═════ MATERIAL

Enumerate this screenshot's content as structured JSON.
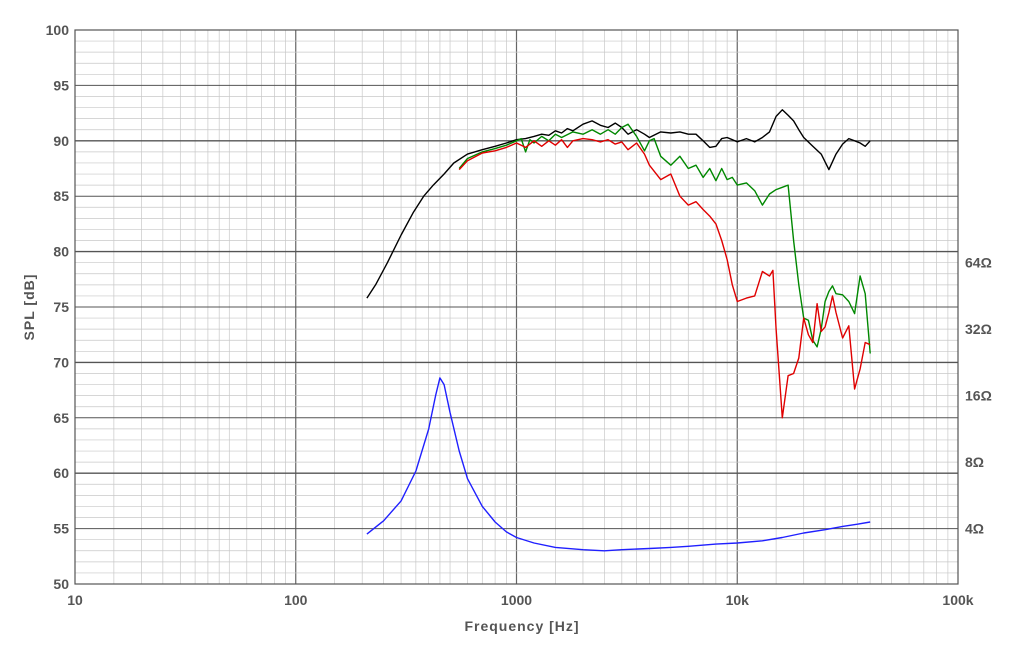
{
  "chart_data": {
    "type": "line",
    "xlabel": "Frequency [Hz]",
    "ylabel": "SPL [dB]",
    "x_scale": "log",
    "xlim": [
      10,
      100000
    ],
    "ylim": [
      50,
      100
    ],
    "grid": true,
    "x_ticks": [
      {
        "value": 10,
        "label": "10"
      },
      {
        "value": 100,
        "label": "100"
      },
      {
        "value": 1000,
        "label": "1000"
      },
      {
        "value": 10000,
        "label": "10k"
      },
      {
        "value": 100000,
        "label": "100k"
      }
    ],
    "y_ticks": [
      {
        "value": 50,
        "label": "50"
      },
      {
        "value": 55,
        "label": "55"
      },
      {
        "value": 60,
        "label": "60"
      },
      {
        "value": 65,
        "label": "65"
      },
      {
        "value": 70,
        "label": "70"
      },
      {
        "value": 75,
        "label": "75"
      },
      {
        "value": 80,
        "label": "80"
      },
      {
        "value": 85,
        "label": "85"
      },
      {
        "value": 90,
        "label": "90"
      },
      {
        "value": 95,
        "label": "95"
      },
      {
        "value": 100,
        "label": "100"
      }
    ],
    "right_axis_ticks": [
      {
        "at_spl": 55,
        "label": "4Ω"
      },
      {
        "at_spl": 61,
        "label": "8Ω"
      },
      {
        "at_spl": 67,
        "label": "16Ω"
      },
      {
        "at_spl": 73,
        "label": "32Ω"
      },
      {
        "at_spl": 79,
        "label": "64Ω"
      }
    ],
    "series": [
      {
        "color": "#000000",
        "points": [
          [
            210,
            75.8
          ],
          [
            230,
            77
          ],
          [
            260,
            79
          ],
          [
            300,
            81.5
          ],
          [
            340,
            83.5
          ],
          [
            380,
            85
          ],
          [
            420,
            86
          ],
          [
            470,
            87
          ],
          [
            520,
            88
          ],
          [
            600,
            88.8
          ],
          [
            700,
            89.2
          ],
          [
            800,
            89.5
          ],
          [
            900,
            89.8
          ],
          [
            1000,
            90.1
          ],
          [
            1100,
            90.2
          ],
          [
            1200,
            90.4
          ],
          [
            1300,
            90.6
          ],
          [
            1400,
            90.5
          ],
          [
            1500,
            90.9
          ],
          [
            1600,
            90.7
          ],
          [
            1700,
            91.1
          ],
          [
            1800,
            90.9
          ],
          [
            2000,
            91.5
          ],
          [
            2200,
            91.8
          ],
          [
            2400,
            91.4
          ],
          [
            2600,
            91.2
          ],
          [
            2800,
            91.6
          ],
          [
            3000,
            91.2
          ],
          [
            3200,
            90.6
          ],
          [
            3500,
            91
          ],
          [
            3800,
            90.6
          ],
          [
            4000,
            90.3
          ],
          [
            4500,
            90.8
          ],
          [
            5000,
            90.7
          ],
          [
            5500,
            90.8
          ],
          [
            6000,
            90.6
          ],
          [
            6500,
            90.6
          ],
          [
            7000,
            90
          ],
          [
            7500,
            89.4
          ],
          [
            8000,
            89.5
          ],
          [
            8500,
            90.2
          ],
          [
            9000,
            90.3
          ],
          [
            9500,
            90.1
          ],
          [
            10000,
            89.9
          ],
          [
            11000,
            90.2
          ],
          [
            12000,
            89.9
          ],
          [
            13000,
            90.3
          ],
          [
            14000,
            90.8
          ],
          [
            15000,
            92.2
          ],
          [
            16000,
            92.8
          ],
          [
            17000,
            92.3
          ],
          [
            18000,
            91.8
          ],
          [
            19000,
            91
          ],
          [
            20000,
            90.3
          ],
          [
            22000,
            89.5
          ],
          [
            24000,
            88.8
          ],
          [
            26000,
            87.4
          ],
          [
            28000,
            88.8
          ],
          [
            30000,
            89.7
          ],
          [
            32000,
            90.2
          ],
          [
            34000,
            90
          ],
          [
            36000,
            89.8
          ],
          [
            38000,
            89.5
          ],
          [
            40000,
            90
          ]
        ]
      },
      {
        "color": "#008800",
        "points": [
          [
            550,
            87.5
          ],
          [
            600,
            88.4
          ],
          [
            700,
            89
          ],
          [
            800,
            89.3
          ],
          [
            900,
            89.6
          ],
          [
            1000,
            90
          ],
          [
            1050,
            90.2
          ],
          [
            1100,
            89
          ],
          [
            1150,
            90.1
          ],
          [
            1200,
            89.8
          ],
          [
            1300,
            90.4
          ],
          [
            1400,
            90
          ],
          [
            1500,
            90.6
          ],
          [
            1600,
            90.3
          ],
          [
            1800,
            90.8
          ],
          [
            2000,
            90.6
          ],
          [
            2200,
            91
          ],
          [
            2400,
            90.6
          ],
          [
            2600,
            91
          ],
          [
            2800,
            90.6
          ],
          [
            3000,
            91.2
          ],
          [
            3200,
            91.5
          ],
          [
            3500,
            90.4
          ],
          [
            3800,
            89.1
          ],
          [
            4000,
            90
          ],
          [
            4200,
            90.2
          ],
          [
            4500,
            88.6
          ],
          [
            5000,
            87.8
          ],
          [
            5500,
            88.6
          ],
          [
            6000,
            87.5
          ],
          [
            6500,
            87.8
          ],
          [
            7000,
            86.7
          ],
          [
            7500,
            87.5
          ],
          [
            8000,
            86.4
          ],
          [
            8500,
            87.5
          ],
          [
            9000,
            86.5
          ],
          [
            9500,
            86.7
          ],
          [
            10000,
            86
          ],
          [
            11000,
            86.2
          ],
          [
            12000,
            85.5
          ],
          [
            13000,
            84.2
          ],
          [
            14000,
            85.2
          ],
          [
            15000,
            85.6
          ],
          [
            16000,
            85.8
          ],
          [
            17000,
            86
          ],
          [
            18000,
            81
          ],
          [
            19000,
            77
          ],
          [
            20000,
            74
          ],
          [
            21000,
            73.8
          ],
          [
            22000,
            72
          ],
          [
            23000,
            71.4
          ],
          [
            24000,
            73
          ],
          [
            25000,
            75.5
          ],
          [
            26000,
            76.4
          ],
          [
            27000,
            76.9
          ],
          [
            28000,
            76.2
          ],
          [
            30000,
            76.1
          ],
          [
            32000,
            75.5
          ],
          [
            34000,
            74.4
          ],
          [
            36000,
            77.8
          ],
          [
            38000,
            76.2
          ],
          [
            40000,
            70.8
          ]
        ]
      },
      {
        "color": "#e00000",
        "points": [
          [
            550,
            87.4
          ],
          [
            600,
            88.2
          ],
          [
            700,
            88.9
          ],
          [
            800,
            89.1
          ],
          [
            900,
            89.4
          ],
          [
            1000,
            89.8
          ],
          [
            1100,
            89.4
          ],
          [
            1200,
            90
          ],
          [
            1300,
            89.5
          ],
          [
            1400,
            90
          ],
          [
            1500,
            89.6
          ],
          [
            1600,
            90.1
          ],
          [
            1700,
            89.4
          ],
          [
            1800,
            90
          ],
          [
            2000,
            90.2
          ],
          [
            2200,
            90.1
          ],
          [
            2400,
            89.9
          ],
          [
            2600,
            90.1
          ],
          [
            2800,
            89.7
          ],
          [
            3000,
            89.9
          ],
          [
            3200,
            89.2
          ],
          [
            3500,
            89.8
          ],
          [
            3800,
            88.8
          ],
          [
            4000,
            87.8
          ],
          [
            4500,
            86.5
          ],
          [
            5000,
            87
          ],
          [
            5500,
            85
          ],
          [
            6000,
            84.2
          ],
          [
            6500,
            84.5
          ],
          [
            7000,
            83.8
          ],
          [
            7500,
            83.2
          ],
          [
            8000,
            82.5
          ],
          [
            8500,
            81
          ],
          [
            9000,
            79.3
          ],
          [
            9500,
            77
          ],
          [
            10000,
            75.5
          ],
          [
            11000,
            75.8
          ],
          [
            12000,
            76
          ],
          [
            13000,
            78.2
          ],
          [
            14000,
            77.8
          ],
          [
            14500,
            78.3
          ],
          [
            15000,
            73
          ],
          [
            16000,
            65
          ],
          [
            17000,
            68.8
          ],
          [
            18000,
            69
          ],
          [
            19000,
            70.4
          ],
          [
            20000,
            74
          ],
          [
            21000,
            72.5
          ],
          [
            22000,
            71.8
          ],
          [
            23000,
            75.3
          ],
          [
            24000,
            72.8
          ],
          [
            25000,
            73.2
          ],
          [
            26000,
            74.5
          ],
          [
            27000,
            76
          ],
          [
            28000,
            74.5
          ],
          [
            30000,
            72.2
          ],
          [
            32000,
            73.3
          ],
          [
            34000,
            67.6
          ],
          [
            36000,
            69.4
          ],
          [
            38000,
            71.8
          ],
          [
            40000,
            71.6
          ]
        ]
      },
      {
        "color": "#2020ff",
        "points": [
          [
            210,
            54.5
          ],
          [
            250,
            55.7
          ],
          [
            300,
            57.5
          ],
          [
            350,
            60.2
          ],
          [
            400,
            64
          ],
          [
            430,
            67
          ],
          [
            450,
            68.6
          ],
          [
            470,
            68
          ],
          [
            500,
            65.5
          ],
          [
            550,
            62
          ],
          [
            600,
            59.5
          ],
          [
            700,
            57
          ],
          [
            800,
            55.6
          ],
          [
            900,
            54.7
          ],
          [
            1000,
            54.2
          ],
          [
            1200,
            53.7
          ],
          [
            1500,
            53.3
          ],
          [
            2000,
            53.1
          ],
          [
            2500,
            53
          ],
          [
            3000,
            53.1
          ],
          [
            4000,
            53.2
          ],
          [
            5000,
            53.3
          ],
          [
            6000,
            53.4
          ],
          [
            8000,
            53.6
          ],
          [
            10000,
            53.7
          ],
          [
            13000,
            53.9
          ],
          [
            16000,
            54.2
          ],
          [
            20000,
            54.6
          ],
          [
            25000,
            54.9
          ],
          [
            30000,
            55.2
          ],
          [
            35000,
            55.4
          ],
          [
            40000,
            55.6
          ]
        ]
      }
    ]
  }
}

══════════

(YOUR TASK): Considering only the records above, state the number of lines that include the word "color", with nothing added.

(FINISHED ANSWER): 4